Copy out each line containing "color" from the entries below.

The input
------
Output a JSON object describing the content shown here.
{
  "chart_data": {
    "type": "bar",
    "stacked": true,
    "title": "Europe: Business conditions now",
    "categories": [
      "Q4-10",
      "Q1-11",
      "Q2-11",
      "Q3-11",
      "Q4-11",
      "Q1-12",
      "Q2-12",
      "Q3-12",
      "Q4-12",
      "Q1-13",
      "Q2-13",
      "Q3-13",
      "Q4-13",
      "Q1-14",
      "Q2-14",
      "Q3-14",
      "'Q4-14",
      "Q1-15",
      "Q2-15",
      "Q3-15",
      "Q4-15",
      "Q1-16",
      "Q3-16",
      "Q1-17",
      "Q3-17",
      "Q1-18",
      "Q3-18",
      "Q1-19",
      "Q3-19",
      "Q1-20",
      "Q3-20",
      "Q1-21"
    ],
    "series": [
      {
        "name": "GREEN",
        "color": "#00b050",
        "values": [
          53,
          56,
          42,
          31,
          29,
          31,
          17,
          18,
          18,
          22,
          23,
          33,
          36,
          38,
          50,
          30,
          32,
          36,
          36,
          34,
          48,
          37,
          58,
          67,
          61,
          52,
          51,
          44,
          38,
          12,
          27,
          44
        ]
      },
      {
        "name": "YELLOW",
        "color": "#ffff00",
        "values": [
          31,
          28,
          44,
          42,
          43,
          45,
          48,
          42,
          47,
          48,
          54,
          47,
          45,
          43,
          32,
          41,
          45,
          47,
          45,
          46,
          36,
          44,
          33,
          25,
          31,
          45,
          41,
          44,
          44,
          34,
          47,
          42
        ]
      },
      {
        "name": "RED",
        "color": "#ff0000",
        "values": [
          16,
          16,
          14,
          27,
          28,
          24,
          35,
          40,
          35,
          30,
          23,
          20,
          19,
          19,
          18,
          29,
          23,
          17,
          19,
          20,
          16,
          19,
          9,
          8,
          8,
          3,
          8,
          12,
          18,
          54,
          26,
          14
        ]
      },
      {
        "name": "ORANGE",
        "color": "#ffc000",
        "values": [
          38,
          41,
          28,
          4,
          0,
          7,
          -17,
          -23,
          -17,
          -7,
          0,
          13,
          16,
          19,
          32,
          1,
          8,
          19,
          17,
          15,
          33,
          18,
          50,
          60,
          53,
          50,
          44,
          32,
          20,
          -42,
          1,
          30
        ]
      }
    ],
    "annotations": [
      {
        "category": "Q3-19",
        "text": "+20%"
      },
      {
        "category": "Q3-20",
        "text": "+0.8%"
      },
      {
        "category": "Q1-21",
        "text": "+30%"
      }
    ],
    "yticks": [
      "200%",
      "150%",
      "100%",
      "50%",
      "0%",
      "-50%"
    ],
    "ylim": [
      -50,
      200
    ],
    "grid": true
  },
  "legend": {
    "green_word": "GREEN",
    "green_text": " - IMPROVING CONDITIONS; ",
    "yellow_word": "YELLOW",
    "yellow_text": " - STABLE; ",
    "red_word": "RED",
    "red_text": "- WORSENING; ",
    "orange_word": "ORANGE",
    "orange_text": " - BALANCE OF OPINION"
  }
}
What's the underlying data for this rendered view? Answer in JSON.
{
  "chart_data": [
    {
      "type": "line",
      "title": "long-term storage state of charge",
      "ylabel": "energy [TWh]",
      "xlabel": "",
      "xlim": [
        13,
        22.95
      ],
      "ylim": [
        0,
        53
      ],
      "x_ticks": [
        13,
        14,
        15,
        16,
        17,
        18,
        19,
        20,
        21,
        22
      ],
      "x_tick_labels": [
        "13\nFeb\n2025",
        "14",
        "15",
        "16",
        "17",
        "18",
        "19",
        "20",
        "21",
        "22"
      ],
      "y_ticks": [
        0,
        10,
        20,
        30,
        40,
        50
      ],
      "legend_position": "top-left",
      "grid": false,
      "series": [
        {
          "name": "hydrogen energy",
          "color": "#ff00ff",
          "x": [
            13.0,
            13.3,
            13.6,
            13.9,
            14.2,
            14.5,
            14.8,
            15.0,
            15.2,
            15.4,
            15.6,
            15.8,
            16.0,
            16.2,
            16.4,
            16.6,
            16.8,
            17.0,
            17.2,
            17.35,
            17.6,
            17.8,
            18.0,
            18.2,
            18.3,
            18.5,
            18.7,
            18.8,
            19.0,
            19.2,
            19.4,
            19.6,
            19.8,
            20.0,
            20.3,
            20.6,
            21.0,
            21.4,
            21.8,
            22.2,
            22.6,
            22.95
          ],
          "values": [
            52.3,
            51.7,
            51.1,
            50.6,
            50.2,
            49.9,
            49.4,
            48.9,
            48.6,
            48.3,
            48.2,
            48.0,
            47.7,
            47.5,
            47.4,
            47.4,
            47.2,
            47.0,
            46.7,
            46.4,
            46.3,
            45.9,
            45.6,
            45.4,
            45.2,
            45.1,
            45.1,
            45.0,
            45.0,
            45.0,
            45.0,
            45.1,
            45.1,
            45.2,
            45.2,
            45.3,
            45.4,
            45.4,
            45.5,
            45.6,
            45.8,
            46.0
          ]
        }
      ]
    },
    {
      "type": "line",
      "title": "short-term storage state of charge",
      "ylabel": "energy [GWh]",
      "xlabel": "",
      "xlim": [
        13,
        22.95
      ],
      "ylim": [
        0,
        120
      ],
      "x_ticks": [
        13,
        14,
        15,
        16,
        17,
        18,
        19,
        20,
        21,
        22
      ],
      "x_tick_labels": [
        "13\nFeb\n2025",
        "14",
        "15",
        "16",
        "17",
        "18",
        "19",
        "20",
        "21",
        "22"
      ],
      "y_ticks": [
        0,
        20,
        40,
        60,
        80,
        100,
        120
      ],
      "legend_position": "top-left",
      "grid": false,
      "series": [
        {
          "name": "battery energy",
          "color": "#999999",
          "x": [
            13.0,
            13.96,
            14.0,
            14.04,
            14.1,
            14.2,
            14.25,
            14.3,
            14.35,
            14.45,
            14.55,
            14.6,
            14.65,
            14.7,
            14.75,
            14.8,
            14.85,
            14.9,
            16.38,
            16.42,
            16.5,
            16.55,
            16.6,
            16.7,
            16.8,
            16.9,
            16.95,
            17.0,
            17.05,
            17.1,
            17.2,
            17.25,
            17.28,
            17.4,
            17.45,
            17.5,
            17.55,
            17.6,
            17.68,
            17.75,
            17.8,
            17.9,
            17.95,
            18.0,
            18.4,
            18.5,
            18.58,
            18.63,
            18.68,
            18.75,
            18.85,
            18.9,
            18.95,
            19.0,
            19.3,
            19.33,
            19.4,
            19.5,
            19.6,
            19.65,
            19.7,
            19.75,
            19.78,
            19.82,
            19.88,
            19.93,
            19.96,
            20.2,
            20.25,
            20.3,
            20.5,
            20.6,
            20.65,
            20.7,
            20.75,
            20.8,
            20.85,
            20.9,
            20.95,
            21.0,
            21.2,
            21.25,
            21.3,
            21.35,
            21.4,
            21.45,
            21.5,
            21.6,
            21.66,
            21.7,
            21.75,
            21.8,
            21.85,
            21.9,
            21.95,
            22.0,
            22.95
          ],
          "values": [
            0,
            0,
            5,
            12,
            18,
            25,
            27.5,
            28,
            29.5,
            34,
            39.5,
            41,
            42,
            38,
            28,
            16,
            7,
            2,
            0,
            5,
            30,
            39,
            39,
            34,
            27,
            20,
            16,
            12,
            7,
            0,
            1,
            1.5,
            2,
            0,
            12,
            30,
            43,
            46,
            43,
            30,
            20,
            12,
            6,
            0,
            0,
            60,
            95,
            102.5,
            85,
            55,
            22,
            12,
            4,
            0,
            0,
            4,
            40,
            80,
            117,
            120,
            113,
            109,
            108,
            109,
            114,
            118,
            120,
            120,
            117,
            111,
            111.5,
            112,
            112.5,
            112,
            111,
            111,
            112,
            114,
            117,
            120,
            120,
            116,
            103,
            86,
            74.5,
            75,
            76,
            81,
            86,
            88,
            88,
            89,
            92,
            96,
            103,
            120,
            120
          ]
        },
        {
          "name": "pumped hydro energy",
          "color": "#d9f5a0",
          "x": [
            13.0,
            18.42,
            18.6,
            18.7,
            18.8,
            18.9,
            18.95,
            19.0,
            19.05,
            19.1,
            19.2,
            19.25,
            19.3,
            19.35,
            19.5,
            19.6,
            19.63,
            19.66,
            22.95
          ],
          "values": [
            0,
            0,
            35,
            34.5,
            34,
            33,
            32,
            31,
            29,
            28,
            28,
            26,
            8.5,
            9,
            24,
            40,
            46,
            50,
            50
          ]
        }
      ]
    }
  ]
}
------
Exercise solution
        "color": "#00b050",
        "color": "#ffff00",
        "color": "#ff0000",
        "color": "#ffc000",
          "color": "#ff00ff",
          "color": "#999999",
          "color": "#d9f5a0",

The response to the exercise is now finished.